* _PROBLEM TO WORK ON_
Exactly the lines from the one with "Transcribe this chart's" through the one with "Decode this image", inclusive, are to be repeated, and the pictures are not.

* _MATERIAL TO PROCESS_
------------------------------

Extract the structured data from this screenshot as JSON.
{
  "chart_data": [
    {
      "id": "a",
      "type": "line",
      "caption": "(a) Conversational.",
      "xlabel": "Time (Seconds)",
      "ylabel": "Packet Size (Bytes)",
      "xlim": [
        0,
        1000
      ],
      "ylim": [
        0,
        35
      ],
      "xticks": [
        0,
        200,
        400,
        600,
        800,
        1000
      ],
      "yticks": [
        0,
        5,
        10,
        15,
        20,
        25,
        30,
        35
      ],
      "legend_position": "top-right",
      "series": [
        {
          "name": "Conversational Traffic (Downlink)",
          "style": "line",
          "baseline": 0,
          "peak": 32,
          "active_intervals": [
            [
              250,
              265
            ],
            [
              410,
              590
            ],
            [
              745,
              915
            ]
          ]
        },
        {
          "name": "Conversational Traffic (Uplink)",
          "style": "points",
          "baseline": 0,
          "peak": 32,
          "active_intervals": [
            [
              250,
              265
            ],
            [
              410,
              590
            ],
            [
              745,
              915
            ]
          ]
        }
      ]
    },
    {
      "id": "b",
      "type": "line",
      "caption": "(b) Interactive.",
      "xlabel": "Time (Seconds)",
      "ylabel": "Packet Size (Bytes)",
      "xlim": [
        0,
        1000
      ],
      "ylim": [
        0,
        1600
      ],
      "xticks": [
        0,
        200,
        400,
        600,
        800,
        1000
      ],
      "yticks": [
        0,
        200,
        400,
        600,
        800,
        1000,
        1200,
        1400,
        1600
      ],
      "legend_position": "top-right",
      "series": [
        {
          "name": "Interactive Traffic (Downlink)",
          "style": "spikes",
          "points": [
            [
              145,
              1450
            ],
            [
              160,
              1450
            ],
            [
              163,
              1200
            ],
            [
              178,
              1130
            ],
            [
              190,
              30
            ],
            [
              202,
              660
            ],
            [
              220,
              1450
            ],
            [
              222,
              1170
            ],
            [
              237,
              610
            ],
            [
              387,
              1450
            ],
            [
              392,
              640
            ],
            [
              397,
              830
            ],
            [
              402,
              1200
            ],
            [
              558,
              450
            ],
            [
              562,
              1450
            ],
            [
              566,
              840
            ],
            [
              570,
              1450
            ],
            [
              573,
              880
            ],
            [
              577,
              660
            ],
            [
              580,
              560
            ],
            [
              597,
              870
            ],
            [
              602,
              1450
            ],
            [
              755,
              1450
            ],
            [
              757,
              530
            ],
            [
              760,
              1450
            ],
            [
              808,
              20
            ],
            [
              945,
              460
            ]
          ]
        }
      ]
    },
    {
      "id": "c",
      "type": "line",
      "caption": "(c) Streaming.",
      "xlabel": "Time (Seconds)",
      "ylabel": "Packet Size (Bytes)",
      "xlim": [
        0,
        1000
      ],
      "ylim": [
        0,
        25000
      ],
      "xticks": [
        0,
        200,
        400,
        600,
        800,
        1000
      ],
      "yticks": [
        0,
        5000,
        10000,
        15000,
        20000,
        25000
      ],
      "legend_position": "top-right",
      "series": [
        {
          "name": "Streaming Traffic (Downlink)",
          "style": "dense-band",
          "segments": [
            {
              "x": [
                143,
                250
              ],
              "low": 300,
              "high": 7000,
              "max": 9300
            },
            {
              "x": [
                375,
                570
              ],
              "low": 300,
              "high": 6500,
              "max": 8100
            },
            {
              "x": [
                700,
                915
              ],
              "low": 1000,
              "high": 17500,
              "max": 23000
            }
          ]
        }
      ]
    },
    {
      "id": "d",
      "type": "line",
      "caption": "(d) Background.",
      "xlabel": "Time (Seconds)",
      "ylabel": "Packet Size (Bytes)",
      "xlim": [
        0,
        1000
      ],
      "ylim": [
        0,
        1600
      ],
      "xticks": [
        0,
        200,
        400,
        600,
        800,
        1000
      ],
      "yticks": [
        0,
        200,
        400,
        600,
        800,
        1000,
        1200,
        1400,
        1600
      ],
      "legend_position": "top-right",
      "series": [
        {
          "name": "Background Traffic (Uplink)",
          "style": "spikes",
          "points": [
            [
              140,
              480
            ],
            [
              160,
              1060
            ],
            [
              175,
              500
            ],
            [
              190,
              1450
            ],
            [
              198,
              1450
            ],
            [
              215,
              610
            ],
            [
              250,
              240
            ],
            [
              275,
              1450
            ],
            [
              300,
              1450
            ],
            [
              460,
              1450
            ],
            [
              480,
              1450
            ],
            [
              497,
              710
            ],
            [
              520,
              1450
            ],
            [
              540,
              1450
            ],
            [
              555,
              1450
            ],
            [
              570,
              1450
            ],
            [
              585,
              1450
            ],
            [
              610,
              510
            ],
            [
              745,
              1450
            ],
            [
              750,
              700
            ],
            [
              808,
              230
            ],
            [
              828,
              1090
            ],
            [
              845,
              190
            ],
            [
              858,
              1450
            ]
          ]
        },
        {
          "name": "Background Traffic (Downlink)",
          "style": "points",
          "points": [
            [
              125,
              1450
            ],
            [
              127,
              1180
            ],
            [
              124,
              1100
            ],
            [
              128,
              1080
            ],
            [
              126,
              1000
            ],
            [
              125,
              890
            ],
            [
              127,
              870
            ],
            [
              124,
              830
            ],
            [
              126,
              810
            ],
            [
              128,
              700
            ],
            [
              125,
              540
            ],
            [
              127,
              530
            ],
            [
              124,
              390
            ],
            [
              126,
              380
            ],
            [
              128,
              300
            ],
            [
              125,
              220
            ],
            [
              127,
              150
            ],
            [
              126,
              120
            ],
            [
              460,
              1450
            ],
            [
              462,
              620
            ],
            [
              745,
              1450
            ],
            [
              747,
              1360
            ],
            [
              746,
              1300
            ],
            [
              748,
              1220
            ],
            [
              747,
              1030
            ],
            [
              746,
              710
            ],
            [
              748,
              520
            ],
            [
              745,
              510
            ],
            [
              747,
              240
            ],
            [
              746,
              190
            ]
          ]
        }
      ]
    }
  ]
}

------------------------------

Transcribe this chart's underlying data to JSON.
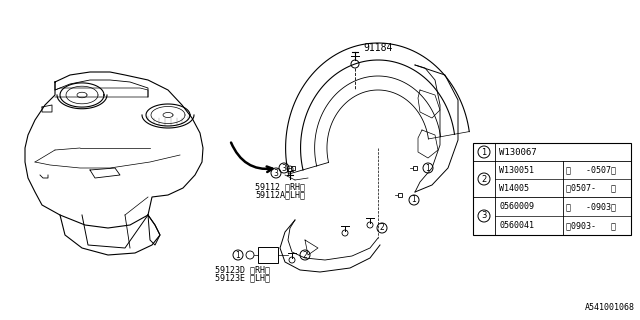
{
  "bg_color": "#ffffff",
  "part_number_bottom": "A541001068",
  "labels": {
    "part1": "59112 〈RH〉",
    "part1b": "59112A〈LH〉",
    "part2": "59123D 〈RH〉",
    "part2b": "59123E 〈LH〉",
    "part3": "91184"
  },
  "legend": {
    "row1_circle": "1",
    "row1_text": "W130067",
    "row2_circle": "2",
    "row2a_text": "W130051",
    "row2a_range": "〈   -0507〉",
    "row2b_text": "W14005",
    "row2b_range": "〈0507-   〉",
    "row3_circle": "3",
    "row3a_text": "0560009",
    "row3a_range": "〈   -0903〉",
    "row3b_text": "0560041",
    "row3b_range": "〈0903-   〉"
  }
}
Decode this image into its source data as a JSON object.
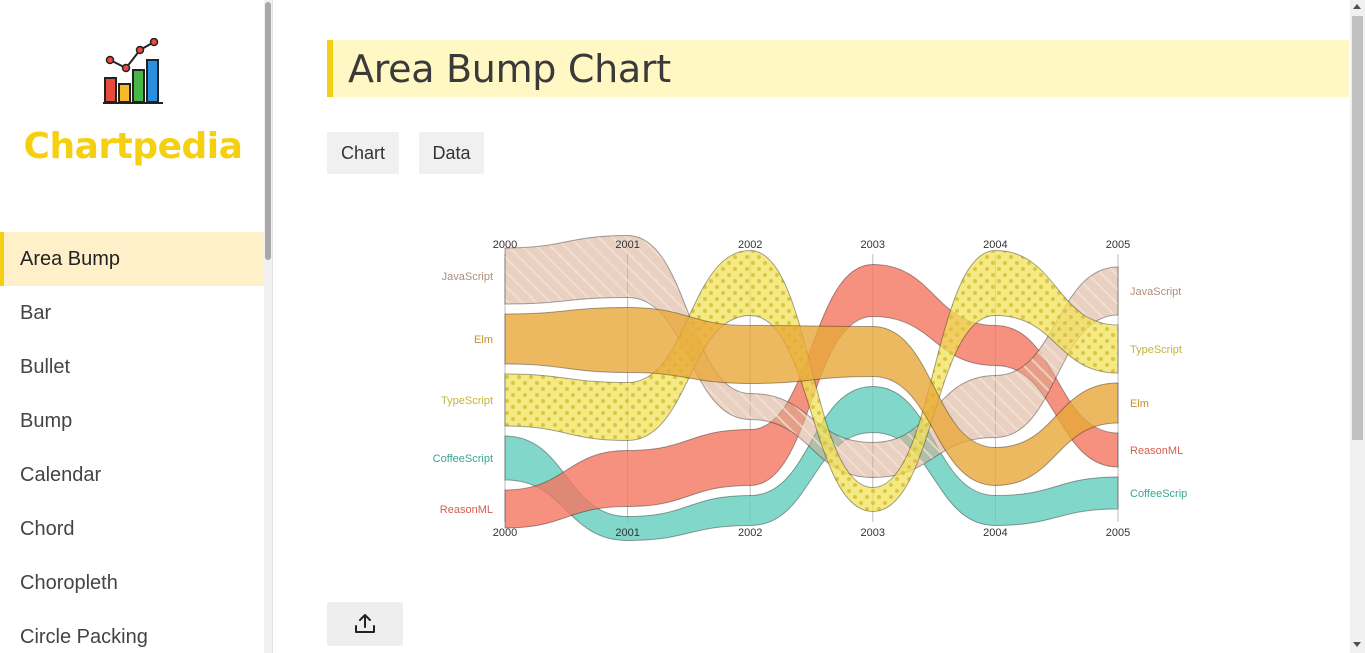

------------------------------

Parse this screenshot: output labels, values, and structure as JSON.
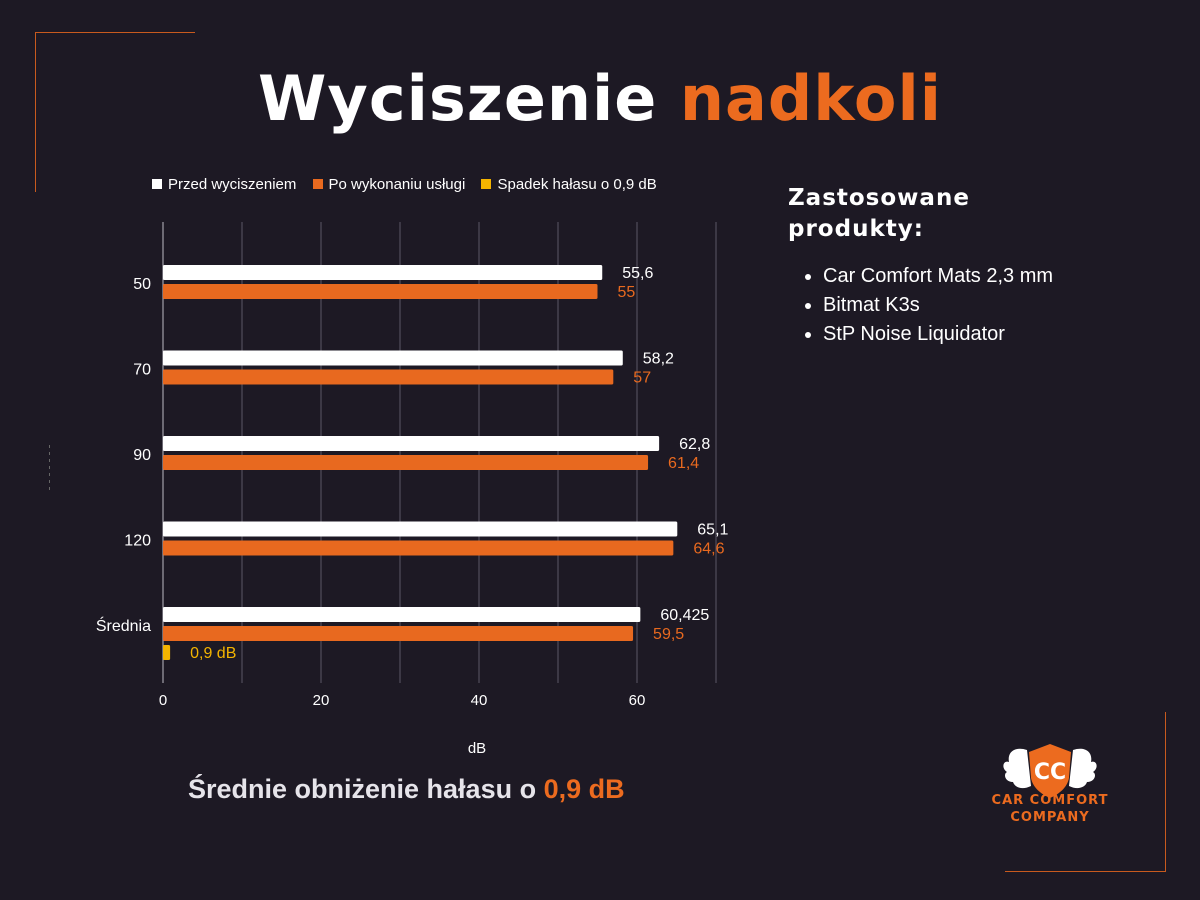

------------------------------

* _CORRECT RESPONSE_
Transcribe this chart's underlying data to JSON.
{
  "bg_color": "#ffffff",
  "part_number_bottom": "A541001068",
  "labels": {
    "part1": "59112 〈RH〉",
    "part1b": "59112A〈LH〉",
    "part2": "59123D 〈RH〉",
    "part2b": "59123E 〈LH〉",
    "part3": "91184"
  },
  "legend": {
    "row1_circle": "1",
    "row1_text": "W130067",
    "row2_circle": "2",
    "row2a_text": "W130051",
    "row2a_range": "〈   -0507〉",
    "row2b_text": "W14005",
    "row2b_range": "〈0507-   〉",
    "row3_circle": "3",
    "row3a_text": "0560009",
    "row3a_range": "〈   -0903〉",
    "row3b_text": "0560041",
    "row3b_range": "〈0903-   〉"
  }
}
Decode this image into its source data as a JSON object.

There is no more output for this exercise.